> [What you will do]
Copy out the listing that follows, exact in every word, and skip the images.

> [Stored data]
>>>>>

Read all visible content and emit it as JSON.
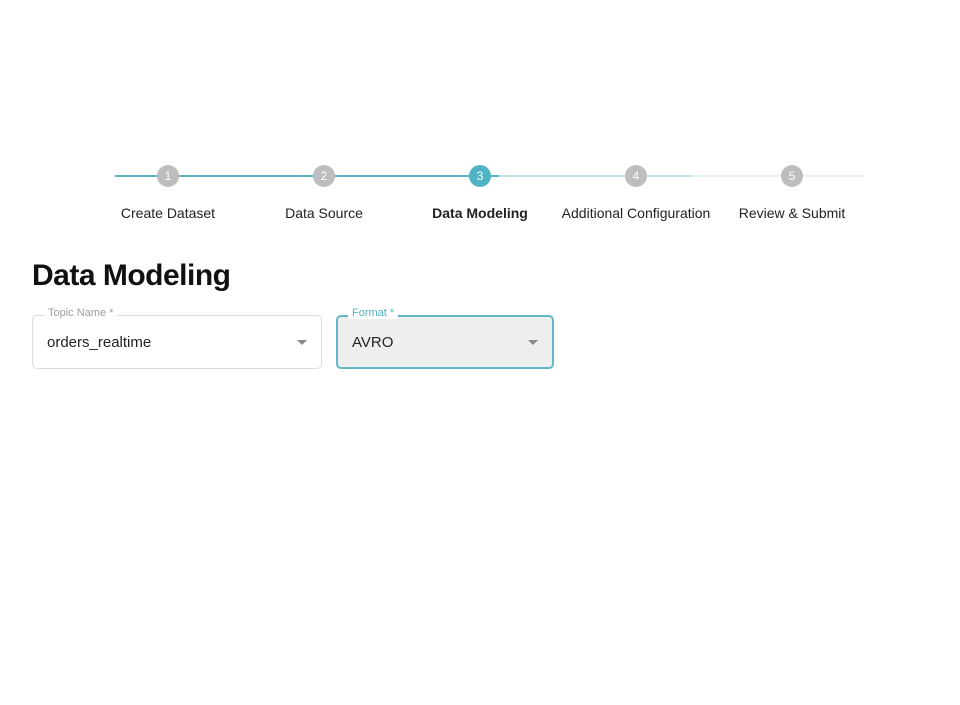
{
  "stepper": {
    "steps": [
      {
        "num": "1",
        "label": "Create Dataset",
        "active": false
      },
      {
        "num": "2",
        "label": "Data Source",
        "active": false
      },
      {
        "num": "3",
        "label": "Data Modeling",
        "active": true
      },
      {
        "num": "4",
        "label": "Additional Configuration",
        "active": false
      },
      {
        "num": "5",
        "label": "Review & Submit",
        "active": false
      }
    ]
  },
  "heading": "Data Modeling",
  "form": {
    "topic": {
      "label": "Topic Name *",
      "value": "orders_realtime"
    },
    "format": {
      "label": "Format *",
      "value": "AVRO"
    }
  },
  "colors": {
    "accent": "#4fb3c4",
    "connector_done": "#58b6c6",
    "connector_fade1": "#bfe2e8",
    "connector_fade2": "#e4f3f5"
  }
}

<<<<<

> [Answer to this exercise]
Read all visible content and emit it as JSON.
{
  "stepper": {
    "steps": [
      {
        "num": "1",
        "label": "Create Dataset",
        "active": false
      },
      {
        "num": "2",
        "label": "Data Source",
        "active": false
      },
      {
        "num": "3",
        "label": "Data Modeling",
        "active": true
      },
      {
        "num": "4",
        "label": "Additional Configuration",
        "active": false
      },
      {
        "num": "5",
        "label": "Review & Submit",
        "active": false
      }
    ]
  },
  "heading": "Data Modeling",
  "form": {
    "topic": {
      "label": "Topic Name *",
      "value": "orders_realtime"
    },
    "format": {
      "label": "Format *",
      "value": "AVRO"
    }
  },
  "colors": {
    "accent": "#4fb3c4",
    "connector_done": "#58b6c6",
    "connector_fade1": "#bfe2e8",
    "connector_fade2": "#e4f3f5"
  }
}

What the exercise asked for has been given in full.